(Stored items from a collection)

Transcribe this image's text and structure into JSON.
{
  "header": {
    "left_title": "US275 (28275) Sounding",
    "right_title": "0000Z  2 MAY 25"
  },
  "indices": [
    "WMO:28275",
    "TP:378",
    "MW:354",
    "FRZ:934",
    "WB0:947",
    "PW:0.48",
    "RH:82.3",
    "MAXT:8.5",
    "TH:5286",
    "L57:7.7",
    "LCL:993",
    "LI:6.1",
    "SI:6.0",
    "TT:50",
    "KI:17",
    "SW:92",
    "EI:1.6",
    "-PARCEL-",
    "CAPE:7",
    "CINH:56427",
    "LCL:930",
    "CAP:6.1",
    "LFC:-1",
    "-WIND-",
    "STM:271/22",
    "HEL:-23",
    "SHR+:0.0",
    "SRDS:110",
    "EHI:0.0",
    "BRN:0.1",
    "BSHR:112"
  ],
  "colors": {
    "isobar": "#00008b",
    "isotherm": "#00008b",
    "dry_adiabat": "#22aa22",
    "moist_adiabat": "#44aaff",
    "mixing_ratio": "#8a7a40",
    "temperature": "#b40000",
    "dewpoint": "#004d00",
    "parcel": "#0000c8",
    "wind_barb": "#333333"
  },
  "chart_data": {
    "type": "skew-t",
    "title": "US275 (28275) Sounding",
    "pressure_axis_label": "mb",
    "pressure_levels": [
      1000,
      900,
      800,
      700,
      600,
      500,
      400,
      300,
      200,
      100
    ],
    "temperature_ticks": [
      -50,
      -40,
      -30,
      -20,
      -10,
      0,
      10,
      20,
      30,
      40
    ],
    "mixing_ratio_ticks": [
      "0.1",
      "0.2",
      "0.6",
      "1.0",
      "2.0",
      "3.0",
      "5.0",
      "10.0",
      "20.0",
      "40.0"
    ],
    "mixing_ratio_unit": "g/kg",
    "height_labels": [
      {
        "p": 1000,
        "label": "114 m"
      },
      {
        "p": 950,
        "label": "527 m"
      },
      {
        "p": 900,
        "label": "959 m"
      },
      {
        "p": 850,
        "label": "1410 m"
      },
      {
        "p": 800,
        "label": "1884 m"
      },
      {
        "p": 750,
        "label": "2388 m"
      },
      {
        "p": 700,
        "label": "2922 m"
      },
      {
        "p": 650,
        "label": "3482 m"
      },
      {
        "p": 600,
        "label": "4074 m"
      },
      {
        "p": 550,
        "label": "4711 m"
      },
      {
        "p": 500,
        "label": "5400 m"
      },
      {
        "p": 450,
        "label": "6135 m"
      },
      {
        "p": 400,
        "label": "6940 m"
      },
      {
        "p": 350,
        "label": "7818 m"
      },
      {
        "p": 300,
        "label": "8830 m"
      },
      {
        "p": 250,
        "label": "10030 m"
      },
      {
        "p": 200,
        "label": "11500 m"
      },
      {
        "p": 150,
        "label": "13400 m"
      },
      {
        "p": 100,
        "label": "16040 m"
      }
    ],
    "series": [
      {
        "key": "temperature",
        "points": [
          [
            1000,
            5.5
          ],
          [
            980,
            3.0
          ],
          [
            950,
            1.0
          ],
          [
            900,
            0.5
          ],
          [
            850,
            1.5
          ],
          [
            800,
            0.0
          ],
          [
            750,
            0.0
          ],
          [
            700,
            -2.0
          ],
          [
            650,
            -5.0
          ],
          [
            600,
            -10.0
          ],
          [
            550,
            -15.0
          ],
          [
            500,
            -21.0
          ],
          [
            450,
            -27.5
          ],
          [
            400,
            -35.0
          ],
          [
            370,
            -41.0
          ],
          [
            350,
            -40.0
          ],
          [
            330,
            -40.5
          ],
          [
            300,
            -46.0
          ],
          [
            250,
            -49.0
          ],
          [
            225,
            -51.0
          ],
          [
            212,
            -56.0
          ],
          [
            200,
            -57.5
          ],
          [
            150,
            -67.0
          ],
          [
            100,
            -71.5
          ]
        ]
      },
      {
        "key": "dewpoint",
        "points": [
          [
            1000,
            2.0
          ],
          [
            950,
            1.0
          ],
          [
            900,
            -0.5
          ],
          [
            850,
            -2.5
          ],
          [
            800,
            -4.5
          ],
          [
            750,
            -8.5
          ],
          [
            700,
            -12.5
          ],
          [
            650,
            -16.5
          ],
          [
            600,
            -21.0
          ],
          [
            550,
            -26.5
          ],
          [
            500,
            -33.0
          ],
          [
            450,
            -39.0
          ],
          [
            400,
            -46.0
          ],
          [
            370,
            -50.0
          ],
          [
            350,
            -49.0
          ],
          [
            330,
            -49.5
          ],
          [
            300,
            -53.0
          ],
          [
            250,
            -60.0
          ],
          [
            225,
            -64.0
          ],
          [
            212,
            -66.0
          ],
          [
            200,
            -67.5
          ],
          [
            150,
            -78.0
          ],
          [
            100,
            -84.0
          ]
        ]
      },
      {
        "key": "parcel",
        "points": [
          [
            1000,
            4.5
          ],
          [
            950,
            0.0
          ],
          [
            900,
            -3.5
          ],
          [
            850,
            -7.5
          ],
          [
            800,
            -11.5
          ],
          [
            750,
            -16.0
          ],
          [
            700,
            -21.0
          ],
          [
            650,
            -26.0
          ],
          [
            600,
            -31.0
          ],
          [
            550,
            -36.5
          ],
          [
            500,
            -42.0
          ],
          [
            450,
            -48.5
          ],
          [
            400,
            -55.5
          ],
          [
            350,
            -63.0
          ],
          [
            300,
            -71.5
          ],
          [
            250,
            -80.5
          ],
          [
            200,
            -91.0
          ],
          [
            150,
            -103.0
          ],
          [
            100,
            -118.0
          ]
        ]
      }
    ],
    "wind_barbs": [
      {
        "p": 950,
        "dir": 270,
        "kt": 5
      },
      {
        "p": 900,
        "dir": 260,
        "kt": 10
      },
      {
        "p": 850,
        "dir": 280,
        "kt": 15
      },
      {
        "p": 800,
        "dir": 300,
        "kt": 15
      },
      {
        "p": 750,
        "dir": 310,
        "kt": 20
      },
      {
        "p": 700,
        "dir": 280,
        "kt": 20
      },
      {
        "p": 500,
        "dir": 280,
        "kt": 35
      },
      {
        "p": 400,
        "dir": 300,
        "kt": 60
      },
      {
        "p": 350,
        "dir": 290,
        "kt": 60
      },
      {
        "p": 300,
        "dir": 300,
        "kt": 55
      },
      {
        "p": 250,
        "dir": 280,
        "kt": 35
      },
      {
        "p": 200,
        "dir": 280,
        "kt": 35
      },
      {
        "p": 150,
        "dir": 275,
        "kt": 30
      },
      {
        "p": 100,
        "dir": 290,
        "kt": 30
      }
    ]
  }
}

◆ STATED EXERCISE ◆
Write out the full listing exactly as given.

◆ ANSWER TO THIS PROBLEM ◆
Transcribe this image's text and structure into JSON.
{
  "header": {
    "left_title": "US275 (28275) Sounding",
    "right_title": "0000Z  2 MAY 25"
  },
  "indices": [
    "WMO:28275",
    "TP:378",
    "MW:354",
    "FRZ:934",
    "WB0:947",
    "PW:0.48",
    "RH:82.3",
    "MAXT:8.5",
    "TH:5286",
    "L57:7.7",
    "LCL:993",
    "LI:6.1",
    "SI:6.0",
    "TT:50",
    "KI:17",
    "SW:92",
    "EI:1.6",
    "-PARCEL-",
    "CAPE:7",
    "CINH:56427",
    "LCL:930",
    "CAP:6.1",
    "LFC:-1",
    "-WIND-",
    "STM:271/22",
    "HEL:-23",
    "SHR+:0.0",
    "SRDS:110",
    "EHI:0.0",
    "BRN:0.1",
    "BSHR:112"
  ],
  "colors": {
    "isobar": "#00008b",
    "isotherm": "#00008b",
    "dry_adiabat": "#22aa22",
    "moist_adiabat": "#44aaff",
    "mixing_ratio": "#8a7a40",
    "temperature": "#b40000",
    "dewpoint": "#004d00",
    "parcel": "#0000c8",
    "wind_barb": "#333333"
  },
  "chart_data": {
    "type": "skew-t",
    "title": "US275 (28275) Sounding",
    "pressure_axis_label": "mb",
    "pressure_levels": [
      1000,
      900,
      800,
      700,
      600,
      500,
      400,
      300,
      200,
      100
    ],
    "temperature_ticks": [
      -50,
      -40,
      -30,
      -20,
      -10,
      0,
      10,
      20,
      30,
      40
    ],
    "mixing_ratio_ticks": [
      "0.1",
      "0.2",
      "0.6",
      "1.0",
      "2.0",
      "3.0",
      "5.0",
      "10.0",
      "20.0",
      "40.0"
    ],
    "mixing_ratio_unit": "g/kg",
    "height_labels": [
      {
        "p": 1000,
        "label": "114 m"
      },
      {
        "p": 950,
        "label": "527 m"
      },
      {
        "p": 900,
        "label": "959 m"
      },
      {
        "p": 850,
        "label": "1410 m"
      },
      {
        "p": 800,
        "label": "1884 m"
      },
      {
        "p": 750,
        "label": "2388 m"
      },
      {
        "p": 700,
        "label": "2922 m"
      },
      {
        "p": 650,
        "label": "3482 m"
      },
      {
        "p": 600,
        "label": "4074 m"
      },
      {
        "p": 550,
        "label": "4711 m"
      },
      {
        "p": 500,
        "label": "5400 m"
      },
      {
        "p": 450,
        "label": "6135 m"
      },
      {
        "p": 400,
        "label": "6940 m"
      },
      {
        "p": 350,
        "label": "7818 m"
      },
      {
        "p": 300,
        "label": "8830 m"
      },
      {
        "p": 250,
        "label": "10030 m"
      },
      {
        "p": 200,
        "label": "11500 m"
      },
      {
        "p": 150,
        "label": "13400 m"
      },
      {
        "p": 100,
        "label": "16040 m"
      }
    ],
    "series": [
      {
        "key": "temperature",
        "points": [
          [
            1000,
            5.5
          ],
          [
            980,
            3.0
          ],
          [
            950,
            1.0
          ],
          [
            900,
            0.5
          ],
          [
            850,
            1.5
          ],
          [
            800,
            0.0
          ],
          [
            750,
            0.0
          ],
          [
            700,
            -2.0
          ],
          [
            650,
            -5.0
          ],
          [
            600,
            -10.0
          ],
          [
            550,
            -15.0
          ],
          [
            500,
            -21.0
          ],
          [
            450,
            -27.5
          ],
          [
            400,
            -35.0
          ],
          [
            370,
            -41.0
          ],
          [
            350,
            -40.0
          ],
          [
            330,
            -40.5
          ],
          [
            300,
            -46.0
          ],
          [
            250,
            -49.0
          ],
          [
            225,
            -51.0
          ],
          [
            212,
            -56.0
          ],
          [
            200,
            -57.5
          ],
          [
            150,
            -67.0
          ],
          [
            100,
            -71.5
          ]
        ]
      },
      {
        "key": "dewpoint",
        "points": [
          [
            1000,
            2.0
          ],
          [
            950,
            1.0
          ],
          [
            900,
            -0.5
          ],
          [
            850,
            -2.5
          ],
          [
            800,
            -4.5
          ],
          [
            750,
            -8.5
          ],
          [
            700,
            -12.5
          ],
          [
            650,
            -16.5
          ],
          [
            600,
            -21.0
          ],
          [
            550,
            -26.5
          ],
          [
            500,
            -33.0
          ],
          [
            450,
            -39.0
          ],
          [
            400,
            -46.0
          ],
          [
            370,
            -50.0
          ],
          [
            350,
            -49.0
          ],
          [
            330,
            -49.5
          ],
          [
            300,
            -53.0
          ],
          [
            250,
            -60.0
          ],
          [
            225,
            -64.0
          ],
          [
            212,
            -66.0
          ],
          [
            200,
            -67.5
          ],
          [
            150,
            -78.0
          ],
          [
            100,
            -84.0
          ]
        ]
      },
      {
        "key": "parcel",
        "points": [
          [
            1000,
            4.5
          ],
          [
            950,
            0.0
          ],
          [
            900,
            -3.5
          ],
          [
            850,
            -7.5
          ],
          [
            800,
            -11.5
          ],
          [
            750,
            -16.0
          ],
          [
            700,
            -21.0
          ],
          [
            650,
            -26.0
          ],
          [
            600,
            -31.0
          ],
          [
            550,
            -36.5
          ],
          [
            500,
            -42.0
          ],
          [
            450,
            -48.5
          ],
          [
            400,
            -55.5
          ],
          [
            350,
            -63.0
          ],
          [
            300,
            -71.5
          ],
          [
            250,
            -80.5
          ],
          [
            200,
            -91.0
          ],
          [
            150,
            -103.0
          ],
          [
            100,
            -118.0
          ]
        ]
      }
    ],
    "wind_barbs": [
      {
        "p": 950,
        "dir": 270,
        "kt": 5
      },
      {
        "p": 900,
        "dir": 260,
        "kt": 10
      },
      {
        "p": 850,
        "dir": 280,
        "kt": 15
      },
      {
        "p": 800,
        "dir": 300,
        "kt": 15
      },
      {
        "p": 750,
        "dir": 310,
        "kt": 20
      },
      {
        "p": 700,
        "dir": 280,
        "kt": 20
      },
      {
        "p": 500,
        "dir": 280,
        "kt": 35
      },
      {
        "p": 400,
        "dir": 300,
        "kt": 60
      },
      {
        "p": 350,
        "dir": 290,
        "kt": 60
      },
      {
        "p": 300,
        "dir": 300,
        "kt": 55
      },
      {
        "p": 250,
        "dir": 280,
        "kt": 35
      },
      {
        "p": 200,
        "dir": 280,
        "kt": 35
      },
      {
        "p": 150,
        "dir": 275,
        "kt": 30
      },
      {
        "p": 100,
        "dir": 290,
        "kt": 30
      }
    ]
  }
}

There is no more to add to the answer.